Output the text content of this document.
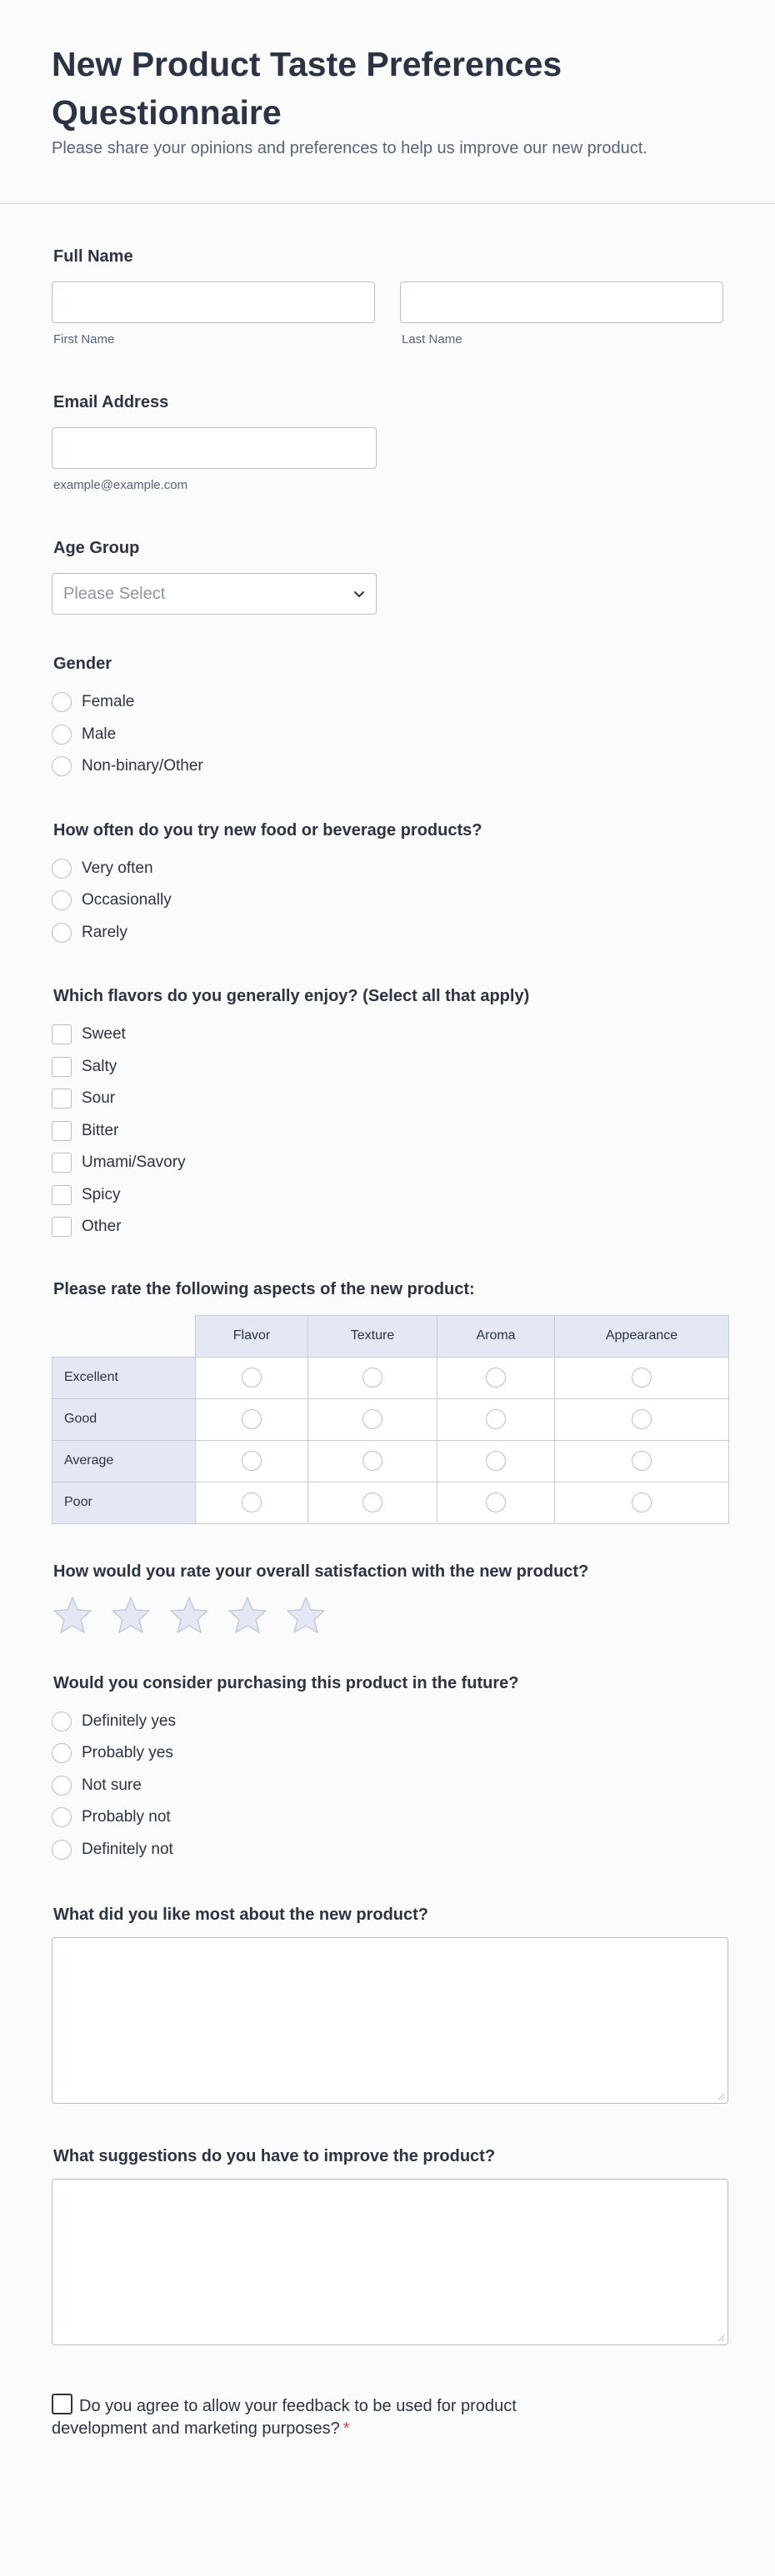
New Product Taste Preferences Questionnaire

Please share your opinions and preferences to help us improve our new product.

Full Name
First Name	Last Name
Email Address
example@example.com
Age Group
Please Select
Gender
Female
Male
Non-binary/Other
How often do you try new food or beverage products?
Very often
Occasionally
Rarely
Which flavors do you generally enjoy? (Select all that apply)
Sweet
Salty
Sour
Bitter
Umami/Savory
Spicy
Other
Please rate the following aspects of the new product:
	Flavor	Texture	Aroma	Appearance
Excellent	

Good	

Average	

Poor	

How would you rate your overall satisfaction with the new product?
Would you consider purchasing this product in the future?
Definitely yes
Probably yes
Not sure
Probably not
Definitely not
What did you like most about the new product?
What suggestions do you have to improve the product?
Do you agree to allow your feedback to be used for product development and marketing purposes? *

═══

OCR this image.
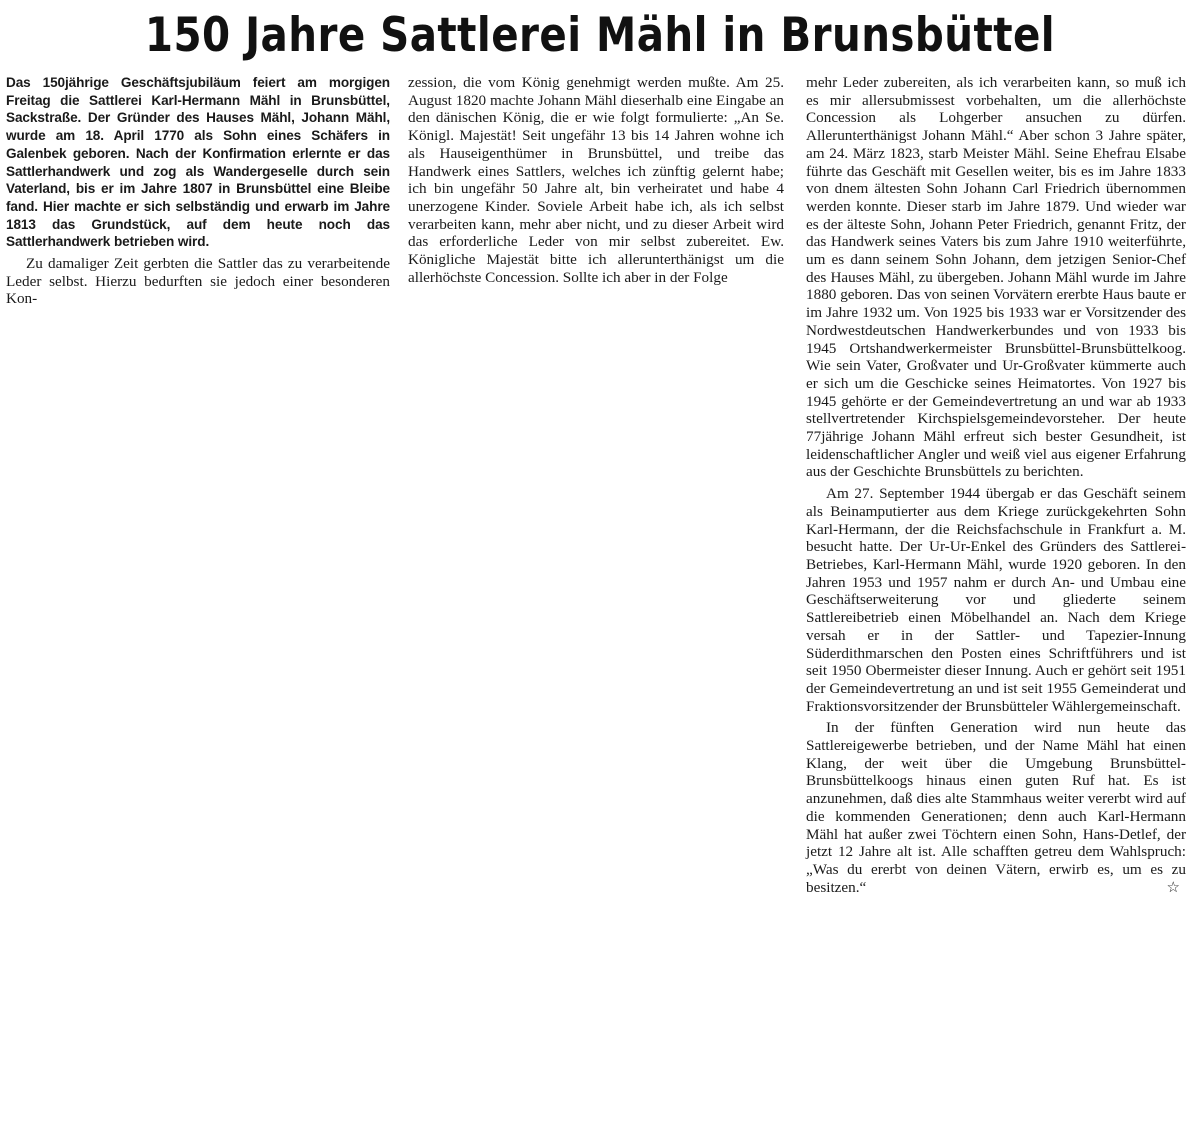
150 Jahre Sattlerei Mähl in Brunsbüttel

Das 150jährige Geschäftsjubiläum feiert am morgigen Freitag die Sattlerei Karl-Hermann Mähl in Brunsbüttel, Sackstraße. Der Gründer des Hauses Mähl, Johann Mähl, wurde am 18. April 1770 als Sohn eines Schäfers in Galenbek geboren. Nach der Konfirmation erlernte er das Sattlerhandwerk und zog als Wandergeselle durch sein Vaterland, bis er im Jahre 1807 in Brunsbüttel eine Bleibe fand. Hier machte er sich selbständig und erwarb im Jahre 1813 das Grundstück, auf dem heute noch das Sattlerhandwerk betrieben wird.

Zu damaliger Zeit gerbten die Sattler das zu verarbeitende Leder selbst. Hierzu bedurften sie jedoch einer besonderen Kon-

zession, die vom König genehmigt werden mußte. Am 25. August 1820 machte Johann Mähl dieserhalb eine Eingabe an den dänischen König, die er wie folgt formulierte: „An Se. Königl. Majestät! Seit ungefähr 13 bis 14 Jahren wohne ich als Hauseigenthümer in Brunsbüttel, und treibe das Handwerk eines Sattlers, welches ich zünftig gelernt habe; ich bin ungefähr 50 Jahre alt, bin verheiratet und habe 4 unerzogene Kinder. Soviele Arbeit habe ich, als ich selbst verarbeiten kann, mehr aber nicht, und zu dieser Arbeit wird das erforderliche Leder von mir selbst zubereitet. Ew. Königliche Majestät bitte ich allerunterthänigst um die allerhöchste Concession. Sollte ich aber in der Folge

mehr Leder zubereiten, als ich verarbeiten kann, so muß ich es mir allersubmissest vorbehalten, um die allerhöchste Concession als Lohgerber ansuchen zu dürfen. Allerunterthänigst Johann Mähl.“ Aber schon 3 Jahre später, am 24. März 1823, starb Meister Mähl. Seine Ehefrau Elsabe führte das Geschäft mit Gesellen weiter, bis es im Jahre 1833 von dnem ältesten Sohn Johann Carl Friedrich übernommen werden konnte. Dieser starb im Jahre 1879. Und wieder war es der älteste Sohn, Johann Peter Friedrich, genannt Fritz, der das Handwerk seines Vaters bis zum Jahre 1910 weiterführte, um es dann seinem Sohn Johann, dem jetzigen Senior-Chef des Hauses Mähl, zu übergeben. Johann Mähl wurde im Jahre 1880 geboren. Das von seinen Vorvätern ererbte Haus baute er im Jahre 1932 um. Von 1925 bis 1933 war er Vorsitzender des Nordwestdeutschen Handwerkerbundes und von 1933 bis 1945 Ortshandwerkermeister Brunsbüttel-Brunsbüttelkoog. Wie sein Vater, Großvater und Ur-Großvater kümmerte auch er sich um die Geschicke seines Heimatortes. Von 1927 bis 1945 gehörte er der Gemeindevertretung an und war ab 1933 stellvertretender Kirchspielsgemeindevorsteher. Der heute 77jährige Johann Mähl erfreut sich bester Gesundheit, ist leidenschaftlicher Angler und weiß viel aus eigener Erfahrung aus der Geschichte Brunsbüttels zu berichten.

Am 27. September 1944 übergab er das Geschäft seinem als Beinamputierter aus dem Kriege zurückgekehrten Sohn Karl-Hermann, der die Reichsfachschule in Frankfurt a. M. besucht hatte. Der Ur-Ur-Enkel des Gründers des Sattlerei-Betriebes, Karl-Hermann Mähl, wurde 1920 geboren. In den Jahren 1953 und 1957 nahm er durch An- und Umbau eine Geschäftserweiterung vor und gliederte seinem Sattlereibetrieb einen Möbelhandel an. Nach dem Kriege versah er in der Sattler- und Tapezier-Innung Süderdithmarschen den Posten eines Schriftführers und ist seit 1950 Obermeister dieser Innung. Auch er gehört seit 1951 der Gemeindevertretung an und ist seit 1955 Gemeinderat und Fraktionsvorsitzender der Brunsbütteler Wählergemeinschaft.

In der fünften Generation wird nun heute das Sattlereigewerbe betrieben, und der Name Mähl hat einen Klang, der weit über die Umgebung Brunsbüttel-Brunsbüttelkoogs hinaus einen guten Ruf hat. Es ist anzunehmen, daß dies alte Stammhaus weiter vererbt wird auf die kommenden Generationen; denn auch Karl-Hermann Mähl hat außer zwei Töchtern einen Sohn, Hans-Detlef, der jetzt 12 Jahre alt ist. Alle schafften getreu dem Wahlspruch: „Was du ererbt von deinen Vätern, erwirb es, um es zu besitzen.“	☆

═══

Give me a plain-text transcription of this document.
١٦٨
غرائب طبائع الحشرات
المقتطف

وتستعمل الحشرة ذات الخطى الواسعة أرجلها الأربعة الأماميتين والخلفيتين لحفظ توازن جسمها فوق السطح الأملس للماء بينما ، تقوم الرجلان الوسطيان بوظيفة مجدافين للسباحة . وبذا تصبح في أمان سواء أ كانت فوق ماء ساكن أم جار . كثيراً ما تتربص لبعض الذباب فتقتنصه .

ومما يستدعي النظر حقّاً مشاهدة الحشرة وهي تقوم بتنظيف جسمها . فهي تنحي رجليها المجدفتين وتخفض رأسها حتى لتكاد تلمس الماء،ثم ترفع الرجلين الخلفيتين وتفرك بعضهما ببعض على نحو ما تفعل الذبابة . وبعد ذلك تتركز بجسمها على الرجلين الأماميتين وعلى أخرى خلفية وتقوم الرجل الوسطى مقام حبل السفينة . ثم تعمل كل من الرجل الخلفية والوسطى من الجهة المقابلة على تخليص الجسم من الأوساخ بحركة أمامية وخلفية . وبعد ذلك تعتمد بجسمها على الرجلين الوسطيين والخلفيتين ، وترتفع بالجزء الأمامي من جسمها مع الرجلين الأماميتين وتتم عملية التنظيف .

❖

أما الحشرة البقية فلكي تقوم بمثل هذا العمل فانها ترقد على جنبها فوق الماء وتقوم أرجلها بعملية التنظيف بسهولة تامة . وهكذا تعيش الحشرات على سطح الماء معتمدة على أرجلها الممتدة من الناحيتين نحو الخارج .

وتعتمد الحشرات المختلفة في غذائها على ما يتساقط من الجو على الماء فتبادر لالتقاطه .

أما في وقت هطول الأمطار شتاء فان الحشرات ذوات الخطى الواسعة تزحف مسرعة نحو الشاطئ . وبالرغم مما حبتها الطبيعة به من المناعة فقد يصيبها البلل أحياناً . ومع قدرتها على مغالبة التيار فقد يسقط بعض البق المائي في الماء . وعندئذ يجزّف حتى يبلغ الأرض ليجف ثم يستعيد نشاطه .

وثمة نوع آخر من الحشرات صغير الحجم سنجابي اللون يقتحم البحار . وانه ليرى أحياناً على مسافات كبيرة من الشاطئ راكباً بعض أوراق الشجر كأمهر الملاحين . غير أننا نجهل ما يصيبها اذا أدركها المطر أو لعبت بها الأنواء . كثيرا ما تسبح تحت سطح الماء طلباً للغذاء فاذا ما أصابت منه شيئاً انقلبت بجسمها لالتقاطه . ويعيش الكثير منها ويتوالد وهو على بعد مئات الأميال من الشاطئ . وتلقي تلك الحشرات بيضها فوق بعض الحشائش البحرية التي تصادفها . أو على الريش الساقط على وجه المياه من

═══

Go through the preceding material and copy each line that has the word "this".

> **Full response**:
Output the text content of this document.
Would you consider purchasing this product in the future?
OCR this image.
Give me a plain-text transcription of this document.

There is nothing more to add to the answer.